<<<<
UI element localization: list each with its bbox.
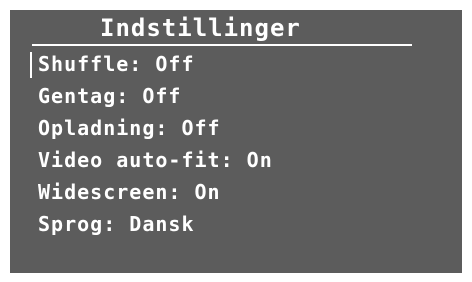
settings-menu: Shuffle: Off Gentag: Off Opladning: Off … bbox=[30, 48, 273, 240]
title-underline bbox=[32, 44, 412, 46]
menu-item-charging[interactable]: Opladning: Off bbox=[30, 112, 273, 144]
menu-title: Indstillinger bbox=[100, 14, 301, 42]
menu-item-video-auto-fit[interactable]: Video auto-fit: On bbox=[30, 144, 273, 176]
menu-item-shuffle[interactable]: Shuffle: Off bbox=[30, 48, 273, 80]
menu-item-language[interactable]: Sprog: Dansk bbox=[30, 208, 273, 240]
menu-item-repeat[interactable]: Gentag: Off bbox=[30, 80, 273, 112]
menu-item-widescreen[interactable]: Widescreen: On bbox=[30, 176, 273, 208]
settings-screen: Indstillinger Shuffle: Off Gentag: Off O… bbox=[10, 10, 462, 273]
>>>>
## Brief
Reproduce all of the lines above verbatim, omitting the picture from your reply.

## Final result
UI element localization: list each with its bbox.
settings-menu: Shuffle: Off Gentag: Off Opladning: Off … bbox=[30, 48, 273, 240]
title-underline bbox=[32, 44, 412, 46]
menu-item-charging[interactable]: Opladning: Off bbox=[30, 112, 273, 144]
menu-title: Indstillinger bbox=[100, 14, 301, 42]
menu-item-video-auto-fit[interactable]: Video auto-fit: On bbox=[30, 144, 273, 176]
menu-item-shuffle[interactable]: Shuffle: Off bbox=[30, 48, 273, 80]
menu-item-language[interactable]: Sprog: Dansk bbox=[30, 208, 273, 240]
menu-item-repeat[interactable]: Gentag: Off bbox=[30, 80, 273, 112]
menu-item-widescreen[interactable]: Widescreen: On bbox=[30, 176, 273, 208]
settings-screen: Indstillinger Shuffle: Off Gentag: Off O… bbox=[10, 10, 462, 273]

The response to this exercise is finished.